Collected data entries
⟨

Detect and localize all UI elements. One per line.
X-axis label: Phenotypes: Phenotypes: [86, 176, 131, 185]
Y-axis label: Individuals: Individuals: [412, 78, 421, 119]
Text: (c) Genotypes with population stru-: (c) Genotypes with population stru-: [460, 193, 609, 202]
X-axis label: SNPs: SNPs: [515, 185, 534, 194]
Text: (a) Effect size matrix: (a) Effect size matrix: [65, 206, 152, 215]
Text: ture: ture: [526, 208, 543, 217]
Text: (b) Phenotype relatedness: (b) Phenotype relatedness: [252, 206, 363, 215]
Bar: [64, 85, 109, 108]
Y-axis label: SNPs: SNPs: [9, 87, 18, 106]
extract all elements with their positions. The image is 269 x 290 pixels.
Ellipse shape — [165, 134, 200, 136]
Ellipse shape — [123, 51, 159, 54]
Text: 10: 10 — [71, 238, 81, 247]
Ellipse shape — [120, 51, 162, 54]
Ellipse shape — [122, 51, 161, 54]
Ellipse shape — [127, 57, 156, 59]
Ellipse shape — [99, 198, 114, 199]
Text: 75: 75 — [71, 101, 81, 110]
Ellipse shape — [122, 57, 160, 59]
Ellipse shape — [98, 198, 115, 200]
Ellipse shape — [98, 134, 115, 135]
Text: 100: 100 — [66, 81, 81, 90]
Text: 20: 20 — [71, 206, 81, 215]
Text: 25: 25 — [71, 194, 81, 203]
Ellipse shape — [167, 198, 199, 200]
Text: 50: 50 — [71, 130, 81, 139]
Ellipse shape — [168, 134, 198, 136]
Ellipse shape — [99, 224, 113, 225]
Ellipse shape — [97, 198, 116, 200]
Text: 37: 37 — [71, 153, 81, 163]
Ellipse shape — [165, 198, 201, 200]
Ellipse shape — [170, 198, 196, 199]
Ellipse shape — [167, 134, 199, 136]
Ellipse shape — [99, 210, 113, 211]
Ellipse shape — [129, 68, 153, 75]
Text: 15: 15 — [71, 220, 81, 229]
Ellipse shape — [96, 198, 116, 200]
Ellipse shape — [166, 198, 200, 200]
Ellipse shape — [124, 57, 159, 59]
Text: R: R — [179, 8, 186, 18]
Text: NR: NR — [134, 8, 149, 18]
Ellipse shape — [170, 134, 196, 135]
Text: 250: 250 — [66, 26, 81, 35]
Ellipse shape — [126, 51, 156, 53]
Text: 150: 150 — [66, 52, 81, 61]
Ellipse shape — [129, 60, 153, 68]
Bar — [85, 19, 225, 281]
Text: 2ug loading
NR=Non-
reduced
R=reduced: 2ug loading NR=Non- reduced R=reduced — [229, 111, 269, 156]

⟩

Convert every line of the data above into a JSON list of strings, one string per line, leaving out blank lines.

[
  "Detect and localize all UI elements. One per line.",
  "X-axis label: Phenotypes: Phenotypes: [86, 176, 131, 185]",
  "Y-axis label: Individuals: Individuals: [412, 78, 421, 119]",
  "Text: (c) Genotypes with population stru-: (c) Genotypes with population stru-: [460, 193, 609, 202]",
  "X-axis label: SNPs: SNPs: [515, 185, 534, 194]",
  "Text: (a) Effect size matrix: (a) Effect size matrix: [65, 206, 152, 215]",
  "Text: ture: ture: [526, 208, 543, 217]",
  "Text: (b) Phenotype relatedness: (b) Phenotype relatedness: [252, 206, 363, 215]",
  "Bar: [64, 85, 109, 108]",
  "Y-axis label: SNPs: SNPs: [9, 87, 18, 106]",
  "extract all elements with their positions. The image is 269 x 290 pixels.",
  "Ellipse shape — [165, 134, 200, 136]",
  "Ellipse shape — [123, 51, 159, 54]",
  "Text: 10: 10 — [71, 238, 81, 247]",
  "Ellipse shape — [120, 51, 162, 54]",
  "Ellipse shape — [122, 51, 161, 54]",
  "Ellipse shape — [127, 57, 156, 59]",
  "Ellipse shape — [99, 198, 114, 199]",
  "Text: 75: 75 — [71, 101, 81, 110]",
  "Ellipse shape — [122, 57, 160, 59]",
  "Ellipse shape — [98, 198, 115, 200]",
  "Ellipse shape — [98, 134, 115, 135]",
  "Text: 100: 100 — [66, 81, 81, 90]",
  "Text: 20: 20 — [71, 206, 81, 215]",
  "Text: 25: 25 — [71, 194, 81, 203]",
  "Ellipse shape — [167, 198, 199, 200]",
  "Text: 50: 50 — [71, 130, 81, 139]",
  "Ellipse shape — [168, 134, 198, 136]",
  "Ellipse shape — [99, 224, 113, 225]",
  "Ellipse shape — [97, 198, 116, 200]",
  "Text: 37: 37 — [71, 153, 81, 163]",
  "Ellipse shape — [165, 198, 201, 200]",
  "Ellipse shape — [170, 198, 196, 199]",
  "Ellipse shape — [167, 134, 199, 136]",
  "Ellipse shape — [99, 210, 113, 211]",
  "Ellipse shape — [129, 68, 153, 75]",
  "Text: 15: 15 — [71, 220, 81, 229]",
  "Ellipse shape — [96, 198, 116, 200]",
  "Ellipse shape — [166, 198, 200, 200]",
  "Ellipse shape — [124, 57, 159, 59]",
  "Text: R: R — [179, 8, 186, 18]",
  "Text: NR: NR — [134, 8, 149, 18]",
  "Ellipse shape — [170, 134, 196, 135]",
  "Text: 250: 250 — [66, 26, 81, 35]",
  "Ellipse shape — [126, 51, 156, 53]",
  "Text: 150: 150 — [66, 52, 81, 61]",
  "Ellipse shape — [129, 60, 153, 68]",
  "Bar — [85, 19, 225, 281]",
  "Text: 2ug loading",
  "NR=Non-",
  "reduced",
  "R=reduced: 2ug loading NR=Non- reduced R=reduced — [229, 111, 269, 156]"
]